_FRAGMENTO DE PÁGINA_.
========================
Los investigadores reconstruyen el hundimiento de dos galeones de Felipe V en el Caribe y hallan 45.000 objetos que se expondrán en República Dominicana
Aquella medianoche del 24 de agosto de 1724, Antonia Franco, de 30 años, y sus cuatro hermanas besaban obsesivamente la cruz de Caravaca -la única que protege frente a las tempestades marinas-, decenas de niños aterrorizados lloraban agarrados a las piernas de sus madres, los dominicos y el inquisidor rogaban una y otra vez a Dios y los marineros ponían en marcha las inútiles bombas de achique para impedir que las dos gigantescas naves reales terminasen en el fondo del Caribe. Pero nada de eso fue suficiente, y la flota que el rey Felipe V había enviado a México con 360 toneladas de mercurio y 1.200 personas desaparecería bajo las aguas antes del amanecer. Un error en las previsiones del comandante provocó que los galeones Tolosa y el Nuestra Señora de Guadalupe naufragasen entre inmensas olas provocadas por el fuerte viento norte, causando la muerte a 680 españoles, pero dejando para la historia una imagen perfecta -congelada en las calientes aguas de la República Dominicana-, de la vida en España en el siglo XVIII.
Tras casi 25 años de trabajo, Carlos León Amores, arqueólogo subacuático y director del Proyecto Galeones de Azogue, ha conseguido reconstruir aquella trágica aventura, que incluye la increíble marcha de más de 300 supervivientes descalzos cruzando durante 26 días la isla con el fin de recabar ayuda y socorrer a los cientos de heridos y niños que habían quedado en la playa, aunque este acto heroico nunca haya protagonizado ninguna película de Hollywood. En breve, estas historias y los 45.000 objetos encontrados formarán la colección principal del futuro Museo de las Atarazanas Reales de Santo Domingo (República Dominicana).
========================
_EXTRACTO DE DATOS_.
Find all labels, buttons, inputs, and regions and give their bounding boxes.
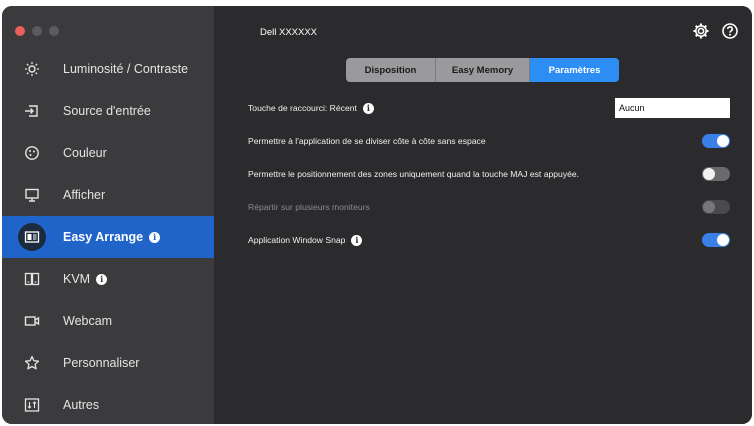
========================
_LISTA DE TAREAS_.
1. Traduce al inglés esta oración del texto sobre los galeones de Felipe V: «Pero nada de eso fue suficiente, y la flota que el rey Felipe V había enviado a México con 360 toneladas de mercurio y 1.200 personas desaparecería bajo las aguas antes del amanecer.»
2. Transcribe del texto sobre los galeones de Felipe V el fragmento que comienza con «Tras casi 25» y continúa hasta «Domingo (República Dominicana).».
Este material proviene de una fuente distinta.

_CONJUNTO DE RESPUESTAS_.
1. But none of that was enough, and the fleet that King Philip V had sent to Mexico with 360 tons of mercury and 1,200 people would disappear beneath the waters before dawn.

2.
Tras casi 25 años de trabajo, Carlos León Amores, arqueólogo subacuático y director del Proyecto Galeones de Azogue, ha conseguido reconstruir aquella trágica aventura, que incluye la increíble marcha de más de 300 supervivientes descalzos cruzando durante 26 días la isla con el fin de recabar ayuda y socorrer a los cientos de heridos y niños que habían quedado en la playa, aunque este acto heroico nunca haya protagonizado ninguna película de Hollywood. En breve, estas historias y los 45.000 objetos encontrados formarán la colección principal del futuro Museo de las Atarazanas Reales de Santo Domingo (República Dominicana).